| Written instruction |
In the listing below, identify each line with the word "fast" and return those lines.

[Start Data entries]

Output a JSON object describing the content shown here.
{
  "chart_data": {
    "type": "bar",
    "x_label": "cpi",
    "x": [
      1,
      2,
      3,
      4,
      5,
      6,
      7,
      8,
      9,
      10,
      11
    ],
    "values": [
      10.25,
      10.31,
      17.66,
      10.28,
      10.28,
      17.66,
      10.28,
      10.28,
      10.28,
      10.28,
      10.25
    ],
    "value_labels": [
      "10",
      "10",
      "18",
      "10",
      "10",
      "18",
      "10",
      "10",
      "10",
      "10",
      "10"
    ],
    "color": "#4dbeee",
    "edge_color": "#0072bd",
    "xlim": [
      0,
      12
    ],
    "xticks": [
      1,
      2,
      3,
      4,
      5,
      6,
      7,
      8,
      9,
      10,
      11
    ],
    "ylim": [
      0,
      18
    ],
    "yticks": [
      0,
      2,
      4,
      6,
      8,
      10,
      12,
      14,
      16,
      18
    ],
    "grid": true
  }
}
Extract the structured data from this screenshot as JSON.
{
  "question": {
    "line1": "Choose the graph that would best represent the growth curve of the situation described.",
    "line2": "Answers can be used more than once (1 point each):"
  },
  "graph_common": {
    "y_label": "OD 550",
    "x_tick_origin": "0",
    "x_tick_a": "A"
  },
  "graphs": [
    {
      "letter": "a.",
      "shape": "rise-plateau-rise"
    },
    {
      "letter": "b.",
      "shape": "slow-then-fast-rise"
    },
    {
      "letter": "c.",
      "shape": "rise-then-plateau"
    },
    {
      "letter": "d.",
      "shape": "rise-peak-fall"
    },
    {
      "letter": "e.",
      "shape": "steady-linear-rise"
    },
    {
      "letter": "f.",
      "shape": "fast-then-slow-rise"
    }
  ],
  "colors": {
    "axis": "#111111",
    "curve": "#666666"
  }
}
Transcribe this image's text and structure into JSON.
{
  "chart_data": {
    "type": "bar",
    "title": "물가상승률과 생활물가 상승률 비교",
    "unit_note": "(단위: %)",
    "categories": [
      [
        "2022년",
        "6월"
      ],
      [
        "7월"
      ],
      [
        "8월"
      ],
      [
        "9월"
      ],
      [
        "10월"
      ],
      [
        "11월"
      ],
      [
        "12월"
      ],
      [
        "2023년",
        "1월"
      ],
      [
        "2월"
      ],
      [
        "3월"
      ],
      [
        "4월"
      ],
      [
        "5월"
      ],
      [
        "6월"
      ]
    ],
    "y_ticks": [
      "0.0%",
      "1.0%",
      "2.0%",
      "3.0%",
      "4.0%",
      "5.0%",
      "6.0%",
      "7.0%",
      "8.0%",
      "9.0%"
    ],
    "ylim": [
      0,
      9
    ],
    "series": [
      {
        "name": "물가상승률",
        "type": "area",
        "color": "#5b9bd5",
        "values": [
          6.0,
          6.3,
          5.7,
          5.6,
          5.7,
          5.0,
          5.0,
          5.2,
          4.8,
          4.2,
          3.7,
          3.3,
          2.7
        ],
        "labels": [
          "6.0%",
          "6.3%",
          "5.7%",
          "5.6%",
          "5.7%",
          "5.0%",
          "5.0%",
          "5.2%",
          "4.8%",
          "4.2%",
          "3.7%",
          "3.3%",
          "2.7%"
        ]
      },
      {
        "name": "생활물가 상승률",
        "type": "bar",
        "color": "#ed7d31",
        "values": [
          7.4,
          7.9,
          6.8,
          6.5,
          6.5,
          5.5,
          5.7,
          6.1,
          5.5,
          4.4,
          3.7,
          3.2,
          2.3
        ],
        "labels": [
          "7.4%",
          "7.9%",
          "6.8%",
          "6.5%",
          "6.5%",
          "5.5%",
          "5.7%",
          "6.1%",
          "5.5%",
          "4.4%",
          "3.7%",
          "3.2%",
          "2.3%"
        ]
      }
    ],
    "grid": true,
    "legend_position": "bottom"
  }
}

[End Data entries]

| Answer below |
      "shape": "slow-then-fast-rise"
      "shape": "fast-then-slow-rise"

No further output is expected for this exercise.